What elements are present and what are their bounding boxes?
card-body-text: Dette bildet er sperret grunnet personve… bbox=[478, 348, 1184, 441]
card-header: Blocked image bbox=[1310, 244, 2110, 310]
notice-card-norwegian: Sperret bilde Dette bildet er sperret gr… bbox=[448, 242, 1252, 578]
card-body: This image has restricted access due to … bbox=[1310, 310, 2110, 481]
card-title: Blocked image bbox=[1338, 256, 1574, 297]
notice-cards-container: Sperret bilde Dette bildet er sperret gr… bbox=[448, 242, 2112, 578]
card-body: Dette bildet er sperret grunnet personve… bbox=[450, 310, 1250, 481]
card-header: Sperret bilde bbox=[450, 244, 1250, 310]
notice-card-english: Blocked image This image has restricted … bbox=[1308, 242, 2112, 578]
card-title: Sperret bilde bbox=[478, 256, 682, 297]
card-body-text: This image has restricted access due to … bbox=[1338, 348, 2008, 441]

_PROBLEM DESCRIPTION:_
Can you copy every line above word for word, changing nothing?

_OUTPUT FOR THIS TASK:_
What elements are present and what are their bounding boxes?
card-body-text: Dette bildet er sperret grunnet personve… bbox=[478, 348, 1184, 441]
card-header: Blocked image bbox=[1310, 244, 2110, 310]
notice-card-norwegian: Sperret bilde Dette bildet er sperret gr… bbox=[448, 242, 1252, 578]
card-body: This image has restricted access due to … bbox=[1310, 310, 2110, 481]
card-title: Blocked image bbox=[1338, 256, 1574, 297]
notice-cards-container: Sperret bilde Dette bildet er sperret gr… bbox=[448, 242, 2112, 578]
card-body: Dette bildet er sperret grunnet personve… bbox=[450, 310, 1250, 481]
card-header: Sperret bilde bbox=[450, 244, 1250, 310]
notice-card-english: Blocked image This image has restricted … bbox=[1308, 242, 2112, 578]
card-title: Sperret bilde bbox=[478, 256, 682, 297]
card-body-text: This image has restricted access due to … bbox=[1338, 348, 2008, 441]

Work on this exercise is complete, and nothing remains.